### GIVEN ENTRIES

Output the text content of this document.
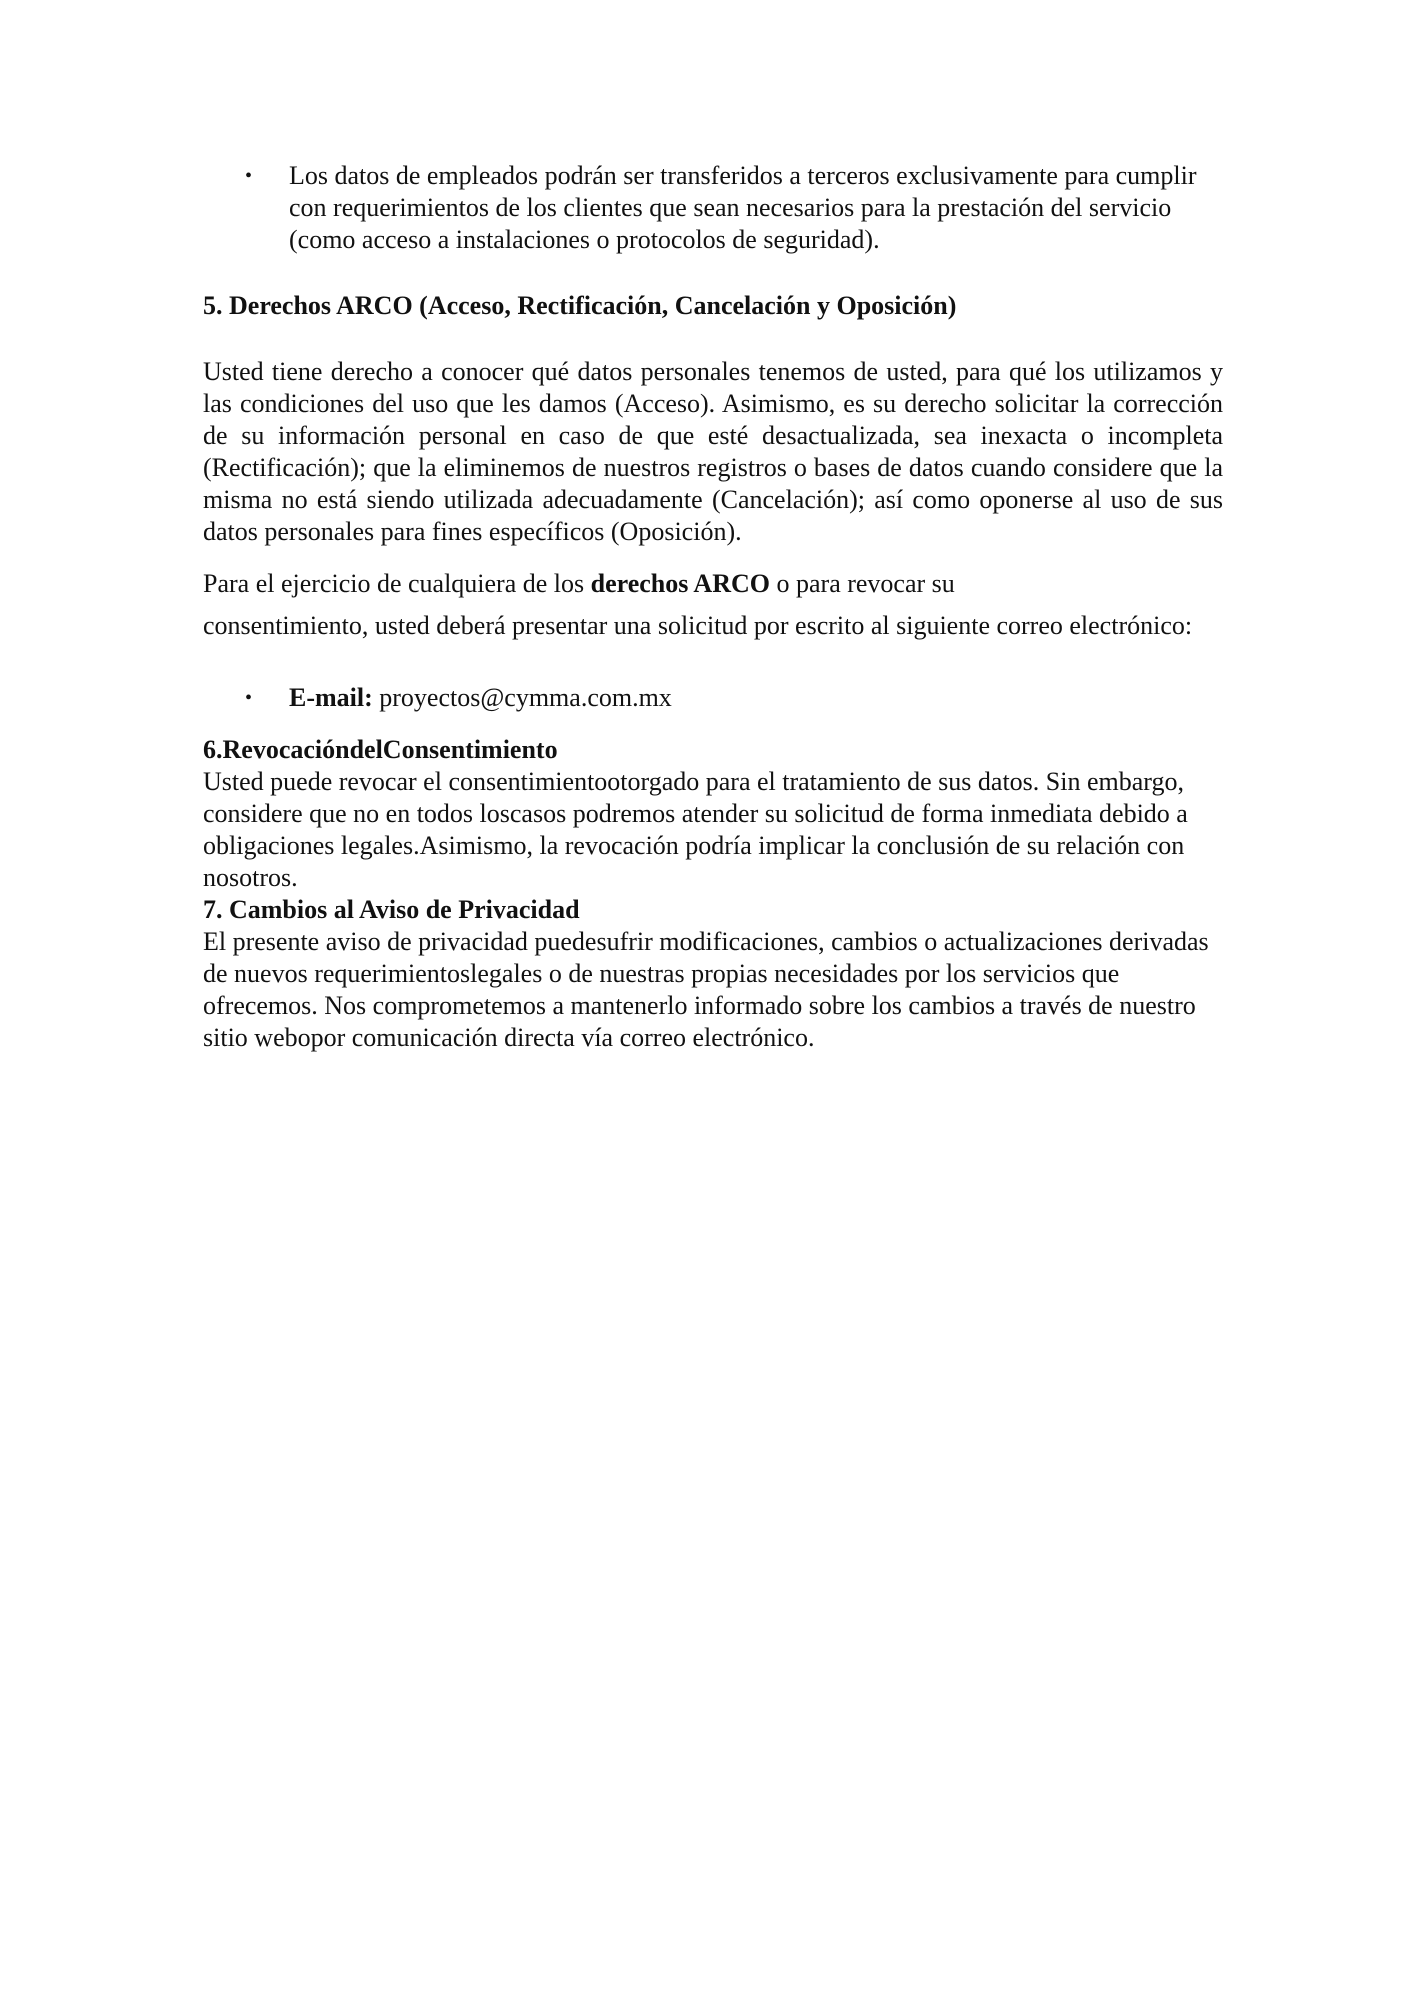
• Los datos de empleados podrán ser transferidos a terceros exclusivamente para cumplir con requerimientos de los clientes que sean necesarios para la prestación del servicio (como acceso a instalaciones o protocolos de seguridad).

5. Derechos ARCO (Acceso, Rectificación, Cancelación y Oposición)

Usted tiene derecho a conocer qué datos personales tenemos de usted, para qué los utilizamos y las condiciones del uso que les damos (Acceso). Asimismo, es su derecho solicitar la corrección de su información personal en caso de que esté desactualizada, sea inexacta o incompleta (Rectificación); que la eliminemos de nuestros registros o bases de datos cuando considere que la misma no está siendo utilizada adecuadamente (Cancelación); así como oponerse al uso de sus datos personales para fines específicos (Oposición).

Para el ejercicio de cualquiera de los derechos ARCO o para revocar su

consentimiento, usted deberá presentar una solicitud por escrito al siguiente correo electrónico:

• E-mail: proyectos@cymma.com.mx

6.RevocacióndelConsentimiento

Usted puede revocar el consentimientootorgado para el tratamiento de sus datos. Sin embargo, considere que no en todos loscasos podremos atender su solicitud de forma inmediata debido a obligaciones legales.Asimismo, la revocación podría implicar la conclusión de su relación con nosotros.

7. Cambios al Aviso de Privacidad

El presente aviso de privacidad puedesufrir modificaciones, cambios o actualizaciones derivadas de nuevos requerimientoslegales o de nuestras propias necesidades por los servicios que ofrecemos. Nos comprometemos a mantenerlo informado sobre los cambios a través de nuestro sitio webopor comunicación directa vía correo electrónico.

######

EXERCISE DESCRIPTION:
Transcribe all the data word for word; the images stay out.

COMPLETE OUTPUT:
Output the text content of this document.
• Los datos de empleados podrán ser transferidos a terceros exclusivamente para cumplir con requerimientos de los clientes que sean necesarios para la prestación del servicio (como acceso a instalaciones o protocolos de seguridad).

5. Derechos ARCO (Acceso, Rectificación, Cancelación y Oposición)

Usted tiene derecho a conocer qué datos personales tenemos de usted, para qué los utilizamos y las condiciones del uso que les damos (Acceso). Asimismo, es su derecho solicitar la corrección de su información personal en caso de que esté desactualizada, sea inexacta o incompleta (Rectificación); que la eliminemos de nuestros registros o bases de datos cuando considere que la misma no está siendo utilizada adecuadamente (Cancelación); así como oponerse al uso de sus datos personales para fines específicos (Oposición).

Para el ejercicio de cualquiera de los derechos ARCO o para revocar su

consentimiento, usted deberá presentar una solicitud por escrito al siguiente correo electrónico:

• E-mail: proyectos@cymma.com.mx

6.RevocacióndelConsentimiento

Usted puede revocar el consentimientootorgado para el tratamiento de sus datos. Sin embargo, considere que no en todos loscasos podremos atender su solicitud de forma inmediata debido a obligaciones legales.Asimismo, la revocación podría implicar la conclusión de su relación con nosotros.

7. Cambios al Aviso de Privacidad

El presente aviso de privacidad puedesufrir modificaciones, cambios o actualizaciones derivadas de nuevos requerimientoslegales o de nuestras propias necesidades por los servicios que ofrecemos. Nos comprometemos a mantenerlo informado sobre los cambios a través de nuestro sitio webopor comunicación directa vía correo electrónico.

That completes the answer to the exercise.